- Written task
Each line below should be reproduced without any alteration.

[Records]
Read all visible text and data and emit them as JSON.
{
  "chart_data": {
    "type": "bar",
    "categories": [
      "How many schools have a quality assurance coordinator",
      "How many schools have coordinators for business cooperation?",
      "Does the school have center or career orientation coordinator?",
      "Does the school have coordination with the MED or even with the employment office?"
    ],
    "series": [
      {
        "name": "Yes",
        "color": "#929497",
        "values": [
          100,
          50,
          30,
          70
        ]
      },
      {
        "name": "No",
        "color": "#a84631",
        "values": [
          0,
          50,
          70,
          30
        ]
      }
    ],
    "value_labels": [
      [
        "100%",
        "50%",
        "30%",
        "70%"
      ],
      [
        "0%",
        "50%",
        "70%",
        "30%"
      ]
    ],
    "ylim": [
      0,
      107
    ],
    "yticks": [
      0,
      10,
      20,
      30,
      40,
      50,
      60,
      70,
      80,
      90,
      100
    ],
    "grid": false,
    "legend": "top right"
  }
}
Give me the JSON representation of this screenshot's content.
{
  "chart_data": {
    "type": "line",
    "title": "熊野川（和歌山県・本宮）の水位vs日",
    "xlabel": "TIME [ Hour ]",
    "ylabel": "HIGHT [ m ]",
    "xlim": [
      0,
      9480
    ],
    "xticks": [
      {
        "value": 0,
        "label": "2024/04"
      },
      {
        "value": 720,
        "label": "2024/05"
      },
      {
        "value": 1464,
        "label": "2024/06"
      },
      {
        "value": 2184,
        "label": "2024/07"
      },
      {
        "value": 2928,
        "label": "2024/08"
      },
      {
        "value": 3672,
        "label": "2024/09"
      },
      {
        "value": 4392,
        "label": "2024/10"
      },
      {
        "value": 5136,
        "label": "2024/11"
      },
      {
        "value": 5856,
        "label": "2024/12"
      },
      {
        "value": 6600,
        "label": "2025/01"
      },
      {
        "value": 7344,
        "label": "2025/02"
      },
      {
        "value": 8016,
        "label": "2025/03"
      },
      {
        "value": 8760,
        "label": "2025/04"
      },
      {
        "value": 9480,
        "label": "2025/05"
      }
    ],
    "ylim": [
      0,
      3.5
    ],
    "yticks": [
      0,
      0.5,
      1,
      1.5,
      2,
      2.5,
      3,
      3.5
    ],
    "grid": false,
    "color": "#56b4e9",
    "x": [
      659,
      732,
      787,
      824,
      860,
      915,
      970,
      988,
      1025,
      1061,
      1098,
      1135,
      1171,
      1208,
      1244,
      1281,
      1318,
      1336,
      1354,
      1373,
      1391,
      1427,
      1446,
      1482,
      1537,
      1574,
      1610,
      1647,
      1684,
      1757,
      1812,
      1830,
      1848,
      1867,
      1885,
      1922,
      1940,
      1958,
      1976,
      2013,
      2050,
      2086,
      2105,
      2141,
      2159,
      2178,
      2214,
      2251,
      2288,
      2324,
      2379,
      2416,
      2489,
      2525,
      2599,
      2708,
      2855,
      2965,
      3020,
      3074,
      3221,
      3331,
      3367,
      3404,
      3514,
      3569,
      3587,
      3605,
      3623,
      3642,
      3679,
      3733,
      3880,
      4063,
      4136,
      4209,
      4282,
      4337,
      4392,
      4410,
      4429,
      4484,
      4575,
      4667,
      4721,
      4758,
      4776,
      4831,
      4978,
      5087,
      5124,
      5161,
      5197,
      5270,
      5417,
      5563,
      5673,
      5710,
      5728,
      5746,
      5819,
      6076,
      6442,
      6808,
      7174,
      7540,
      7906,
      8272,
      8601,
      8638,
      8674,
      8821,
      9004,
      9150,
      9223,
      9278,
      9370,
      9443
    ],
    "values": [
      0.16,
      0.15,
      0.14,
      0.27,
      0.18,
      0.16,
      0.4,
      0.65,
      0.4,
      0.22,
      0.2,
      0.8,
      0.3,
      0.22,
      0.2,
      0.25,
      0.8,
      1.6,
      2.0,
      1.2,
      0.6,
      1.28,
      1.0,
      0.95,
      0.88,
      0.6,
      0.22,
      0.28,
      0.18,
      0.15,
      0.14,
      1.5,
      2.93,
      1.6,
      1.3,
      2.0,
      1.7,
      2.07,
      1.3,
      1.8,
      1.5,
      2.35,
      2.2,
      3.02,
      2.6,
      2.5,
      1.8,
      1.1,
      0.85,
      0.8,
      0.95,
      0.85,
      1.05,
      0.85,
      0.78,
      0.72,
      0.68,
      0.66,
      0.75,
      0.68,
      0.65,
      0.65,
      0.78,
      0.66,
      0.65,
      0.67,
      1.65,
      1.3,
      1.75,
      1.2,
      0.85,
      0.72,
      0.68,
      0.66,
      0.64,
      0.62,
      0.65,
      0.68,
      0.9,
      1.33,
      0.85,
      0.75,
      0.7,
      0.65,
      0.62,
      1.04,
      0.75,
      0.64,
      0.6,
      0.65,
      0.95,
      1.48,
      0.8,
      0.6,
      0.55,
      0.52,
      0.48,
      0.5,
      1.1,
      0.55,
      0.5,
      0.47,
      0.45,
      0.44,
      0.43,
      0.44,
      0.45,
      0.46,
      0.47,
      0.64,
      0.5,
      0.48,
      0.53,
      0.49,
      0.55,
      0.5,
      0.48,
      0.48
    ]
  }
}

- Finished task
Read all visible text and data and emit them as JSON.
{
  "chart_data": {
    "type": "bar",
    "categories": [
      "How many schools have a quality assurance coordinator",
      "How many schools have coordinators for business cooperation?",
      "Does the school have center or career orientation coordinator?",
      "Does the school have coordination with the MED or even with the employment office?"
    ],
    "series": [
      {
        "name": "Yes",
        "color": "#929497",
        "values": [
          100,
          50,
          30,
          70
        ]
      },
      {
        "name": "No",
        "color": "#a84631",
        "values": [
          0,
          50,
          70,
          30
        ]
      }
    ],
    "value_labels": [
      [
        "100%",
        "50%",
        "30%",
        "70%"
      ],
      [
        "0%",
        "50%",
        "70%",
        "30%"
      ]
    ],
    "ylim": [
      0,
      107
    ],
    "yticks": [
      0,
      10,
      20,
      30,
      40,
      50,
      60,
      70,
      80,
      90,
      100
    ],
    "grid": false,
    "legend": "top right"
  }
}
Give me the JSON representation of this screenshot's content.
{
  "chart_data": {
    "type": "line",
    "title": "熊野川（和歌山県・本宮）の水位vs日",
    "xlabel": "TIME [ Hour ]",
    "ylabel": "HIGHT [ m ]",
    "xlim": [
      0,
      9480
    ],
    "xticks": [
      {
        "value": 0,
        "label": "2024/04"
      },
      {
        "value": 720,
        "label": "2024/05"
      },
      {
        "value": 1464,
        "label": "2024/06"
      },
      {
        "value": 2184,
        "label": "2024/07"
      },
      {
        "value": 2928,
        "label": "2024/08"
      },
      {
        "value": 3672,
        "label": "2024/09"
      },
      {
        "value": 4392,
        "label": "2024/10"
      },
      {
        "value": 5136,
        "label": "2024/11"
      },
      {
        "value": 5856,
        "label": "2024/12"
      },
      {
        "value": 6600,
        "label": "2025/01"
      },
      {
        "value": 7344,
        "label": "2025/02"
      },
      {
        "value": 8016,
        "label": "2025/03"
      },
      {
        "value": 8760,
        "label": "2025/04"
      },
      {
        "value": 9480,
        "label": "2025/05"
      }
    ],
    "ylim": [
      0,
      3.5
    ],
    "yticks": [
      0,
      0.5,
      1,
      1.5,
      2,
      2.5,
      3,
      3.5
    ],
    "grid": false,
    "color": "#56b4e9",
    "x": [
      659,
      732,
      787,
      824,
      860,
      915,
      970,
      988,
      1025,
      1061,
      1098,
      1135,
      1171,
      1208,
      1244,
      1281,
      1318,
      1336,
      1354,
      1373,
      1391,
      1427,
      1446,
      1482,
      1537,
      1574,
      1610,
      1647,
      1684,
      1757,
      1812,
      1830,
      1848,
      1867,
      1885,
      1922,
      1940,
      1958,
      1976,
      2013,
      2050,
      2086,
      2105,
      2141,
      2159,
      2178,
      2214,
      2251,
      2288,
      2324,
      2379,
      2416,
      2489,
      2525,
      2599,
      2708,
      2855,
      2965,
      3020,
      3074,
      3221,
      3331,
      3367,
      3404,
      3514,
      3569,
      3587,
      3605,
      3623,
      3642,
      3679,
      3733,
      3880,
      4063,
      4136,
      4209,
      4282,
      4337,
      4392,
      4410,
      4429,
      4484,
      4575,
      4667,
      4721,
      4758,
      4776,
      4831,
      4978,
      5087,
      5124,
      5161,
      5197,
      5270,
      5417,
      5563,
      5673,
      5710,
      5728,
      5746,
      5819,
      6076,
      6442,
      6808,
      7174,
      7540,
      7906,
      8272,
      8601,
      8638,
      8674,
      8821,
      9004,
      9150,
      9223,
      9278,
      9370,
      9443
    ],
    "values": [
      0.16,
      0.15,
      0.14,
      0.27,
      0.18,
      0.16,
      0.4,
      0.65,
      0.4,
      0.22,
      0.2,
      0.8,
      0.3,
      0.22,
      0.2,
      0.25,
      0.8,
      1.6,
      2.0,
      1.2,
      0.6,
      1.28,
      1.0,
      0.95,
      0.88,
      0.6,
      0.22,
      0.28,
      0.18,
      0.15,
      0.14,
      1.5,
      2.93,
      1.6,
      1.3,
      2.0,
      1.7,
      2.07,
      1.3,
      1.8,
      1.5,
      2.35,
      2.2,
      3.02,
      2.6,
      2.5,
      1.8,
      1.1,
      0.85,
      0.8,
      0.95,
      0.85,
      1.05,
      0.85,
      0.78,
      0.72,
      0.68,
      0.66,
      0.75,
      0.68,
      0.65,
      0.65,
      0.78,
      0.66,
      0.65,
      0.67,
      1.65,
      1.3,
      1.75,
      1.2,
      0.85,
      0.72,
      0.68,
      0.66,
      0.64,
      0.62,
      0.65,
      0.68,
      0.9,
      1.33,
      0.85,
      0.75,
      0.7,
      0.65,
      0.62,
      1.04,
      0.75,
      0.64,
      0.6,
      0.65,
      0.95,
      1.48,
      0.8,
      0.6,
      0.55,
      0.52,
      0.48,
      0.5,
      1.1,
      0.55,
      0.5,
      0.47,
      0.45,
      0.44,
      0.43,
      0.44,
      0.45,
      0.46,
      0.47,
      0.64,
      0.5,
      0.48,
      0.53,
      0.49,
      0.55,
      0.5,
      0.48,
      0.48
    ]
  }
}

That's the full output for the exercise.